Show every line that has the string "marker" in it.

Records from a collection of figures:
.....

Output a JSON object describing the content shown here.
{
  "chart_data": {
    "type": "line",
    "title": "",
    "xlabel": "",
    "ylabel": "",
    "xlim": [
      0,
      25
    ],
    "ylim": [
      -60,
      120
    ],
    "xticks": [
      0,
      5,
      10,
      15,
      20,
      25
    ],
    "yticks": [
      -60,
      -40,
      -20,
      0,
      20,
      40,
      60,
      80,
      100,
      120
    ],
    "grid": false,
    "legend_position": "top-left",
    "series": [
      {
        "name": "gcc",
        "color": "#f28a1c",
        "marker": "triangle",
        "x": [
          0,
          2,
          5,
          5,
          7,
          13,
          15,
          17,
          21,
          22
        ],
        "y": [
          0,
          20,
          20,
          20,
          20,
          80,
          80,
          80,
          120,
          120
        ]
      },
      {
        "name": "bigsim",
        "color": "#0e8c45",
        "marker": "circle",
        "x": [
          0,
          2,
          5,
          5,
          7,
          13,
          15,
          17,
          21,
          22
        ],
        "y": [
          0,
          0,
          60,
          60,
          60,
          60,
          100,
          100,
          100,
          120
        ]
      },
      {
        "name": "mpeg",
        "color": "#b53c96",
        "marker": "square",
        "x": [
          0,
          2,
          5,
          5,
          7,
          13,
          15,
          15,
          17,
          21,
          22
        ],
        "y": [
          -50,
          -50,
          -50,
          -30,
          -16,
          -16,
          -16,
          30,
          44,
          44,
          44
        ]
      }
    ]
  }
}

.....

> **COMPLETE RESPONSE**:
        "marker": "triangle",
        "marker": "circle",
        "marker": "square",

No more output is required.